PASSAGE FOR REVIEW ->
Proteolytic processing of the p2/nucleocapsid cleavage site is critical for human immunodeficiency virus type 1 RNA dimer maturation.

Differences in virion RNA dimer stability between mature and protease-defective (immature) forms of human immunodeficiency virus type 1 (HIV-1) suggest that maturation of the viral RNA dimer is regulated by the proteolytic processing of the HIV-1 Gag and Gag-Pol precursor proteins. However, the proteolytic processing of these proteins occurs in several steps denoted primary, secondary, and tertiary cleavage events and, to date, the processing step associated with formation of stable HIV-1 RNA dimers has not been identified. We show here that a mutation in the primary cleavage site (p2/nucleocapsid [NC]) hinders formation of stable virion RNA dimers, while dimer stability is unaffected by mutations in the secondary (matrix/capsid [CA], p1/p6) or a tertiary cleavage site (CA/p2). By introducing mutations in a shared cleavage site of either Gag or Gag-Pol, we also show that the cleavage of the p2/NC site in Gag is more important for dimer formation and stability than p2/NC cleavage in Gag-Pol. Electron microscopy analysis of viral particles shows that mutations in the primary cleavage site in Gag but not in Gag-Pol inhibit viral particle maturation. We conclude that virion RNA dimer maturation is dependent on proteolytic processing of the primary cleavage site and is associated with virion core formation.

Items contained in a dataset
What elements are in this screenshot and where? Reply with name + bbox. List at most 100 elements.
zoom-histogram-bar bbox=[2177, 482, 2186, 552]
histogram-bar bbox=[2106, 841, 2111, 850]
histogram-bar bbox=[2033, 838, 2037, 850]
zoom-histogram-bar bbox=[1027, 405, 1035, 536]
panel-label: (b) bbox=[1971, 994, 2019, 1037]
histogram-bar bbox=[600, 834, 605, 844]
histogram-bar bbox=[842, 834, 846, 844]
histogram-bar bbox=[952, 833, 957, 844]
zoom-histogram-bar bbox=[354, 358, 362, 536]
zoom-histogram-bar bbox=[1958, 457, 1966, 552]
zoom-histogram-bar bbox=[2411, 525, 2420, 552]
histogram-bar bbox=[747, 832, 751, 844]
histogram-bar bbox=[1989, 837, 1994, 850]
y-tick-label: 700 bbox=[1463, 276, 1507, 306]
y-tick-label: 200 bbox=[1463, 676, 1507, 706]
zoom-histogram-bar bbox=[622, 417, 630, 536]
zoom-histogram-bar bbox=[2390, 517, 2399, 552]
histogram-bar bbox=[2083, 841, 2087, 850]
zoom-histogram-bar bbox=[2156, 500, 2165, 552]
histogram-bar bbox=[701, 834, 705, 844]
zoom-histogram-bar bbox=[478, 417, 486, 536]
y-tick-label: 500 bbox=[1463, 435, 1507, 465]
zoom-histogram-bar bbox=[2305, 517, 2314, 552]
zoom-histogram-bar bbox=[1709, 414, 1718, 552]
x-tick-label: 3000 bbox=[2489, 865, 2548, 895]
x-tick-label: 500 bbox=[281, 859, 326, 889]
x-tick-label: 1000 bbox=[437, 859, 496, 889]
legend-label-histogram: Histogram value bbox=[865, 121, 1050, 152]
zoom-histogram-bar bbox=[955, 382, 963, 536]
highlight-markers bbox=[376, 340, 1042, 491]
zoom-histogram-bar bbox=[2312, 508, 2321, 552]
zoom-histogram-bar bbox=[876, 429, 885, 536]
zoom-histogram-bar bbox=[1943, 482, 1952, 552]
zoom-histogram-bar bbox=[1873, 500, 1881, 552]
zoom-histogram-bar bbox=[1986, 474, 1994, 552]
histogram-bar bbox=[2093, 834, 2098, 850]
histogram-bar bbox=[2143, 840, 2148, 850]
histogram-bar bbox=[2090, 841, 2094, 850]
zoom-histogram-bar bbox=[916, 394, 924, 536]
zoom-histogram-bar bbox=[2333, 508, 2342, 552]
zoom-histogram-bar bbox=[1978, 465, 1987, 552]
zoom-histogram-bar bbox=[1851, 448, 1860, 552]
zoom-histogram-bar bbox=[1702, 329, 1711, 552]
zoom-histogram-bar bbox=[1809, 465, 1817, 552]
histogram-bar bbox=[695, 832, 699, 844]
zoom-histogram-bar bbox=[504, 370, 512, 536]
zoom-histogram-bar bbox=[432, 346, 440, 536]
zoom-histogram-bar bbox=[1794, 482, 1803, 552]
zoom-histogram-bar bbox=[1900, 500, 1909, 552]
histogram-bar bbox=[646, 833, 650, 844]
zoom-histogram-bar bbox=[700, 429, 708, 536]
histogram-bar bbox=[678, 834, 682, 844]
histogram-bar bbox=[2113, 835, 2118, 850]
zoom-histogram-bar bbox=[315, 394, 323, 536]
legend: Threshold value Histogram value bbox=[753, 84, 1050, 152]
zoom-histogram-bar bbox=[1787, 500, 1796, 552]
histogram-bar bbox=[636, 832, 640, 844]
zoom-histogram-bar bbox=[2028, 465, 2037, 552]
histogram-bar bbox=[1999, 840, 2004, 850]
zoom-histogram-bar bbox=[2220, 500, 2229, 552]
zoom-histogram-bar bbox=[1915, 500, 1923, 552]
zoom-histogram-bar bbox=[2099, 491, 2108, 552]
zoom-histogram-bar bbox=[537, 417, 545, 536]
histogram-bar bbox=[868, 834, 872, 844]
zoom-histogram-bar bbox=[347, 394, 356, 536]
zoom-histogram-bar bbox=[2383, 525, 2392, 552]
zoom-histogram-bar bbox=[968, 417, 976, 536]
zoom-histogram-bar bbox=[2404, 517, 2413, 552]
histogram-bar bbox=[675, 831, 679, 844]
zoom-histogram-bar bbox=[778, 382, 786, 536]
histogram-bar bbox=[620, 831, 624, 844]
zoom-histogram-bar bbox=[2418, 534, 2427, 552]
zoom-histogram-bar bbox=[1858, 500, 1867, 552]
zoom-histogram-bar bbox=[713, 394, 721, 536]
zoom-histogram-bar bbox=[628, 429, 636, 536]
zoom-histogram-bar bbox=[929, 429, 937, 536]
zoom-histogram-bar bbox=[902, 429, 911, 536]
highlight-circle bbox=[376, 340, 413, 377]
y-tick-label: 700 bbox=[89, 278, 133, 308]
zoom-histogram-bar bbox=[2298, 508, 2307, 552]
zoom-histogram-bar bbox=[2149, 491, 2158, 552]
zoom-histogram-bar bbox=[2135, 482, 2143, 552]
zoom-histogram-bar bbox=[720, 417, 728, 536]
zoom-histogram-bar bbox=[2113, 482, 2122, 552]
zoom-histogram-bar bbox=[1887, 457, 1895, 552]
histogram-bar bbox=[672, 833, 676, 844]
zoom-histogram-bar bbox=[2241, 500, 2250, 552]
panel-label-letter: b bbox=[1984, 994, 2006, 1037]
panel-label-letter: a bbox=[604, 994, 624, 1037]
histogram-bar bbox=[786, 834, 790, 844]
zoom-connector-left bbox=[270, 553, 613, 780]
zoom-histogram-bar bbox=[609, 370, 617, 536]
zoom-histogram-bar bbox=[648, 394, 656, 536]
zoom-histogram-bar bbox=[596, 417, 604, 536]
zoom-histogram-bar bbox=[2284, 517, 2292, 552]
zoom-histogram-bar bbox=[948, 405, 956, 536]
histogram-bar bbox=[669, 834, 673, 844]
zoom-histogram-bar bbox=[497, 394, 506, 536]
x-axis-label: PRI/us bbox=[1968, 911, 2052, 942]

PROBLEM -> Translate this sentence from the abstract on HIV-1 RNA dimer maturation into Spanish: "We conclude that virion RNA dimer maturation is dependent on proteolytic processing of the primary cleavage site and is associated with virion core formation." These items have no connection to the abstract.

SOLUTION FOR THIS TASK -> Concluimos que la maduración del dímero de ARN del virión depende del procesamiento proteolítico del sitio de corte primario y está asociada a la formación del núcleo del virión.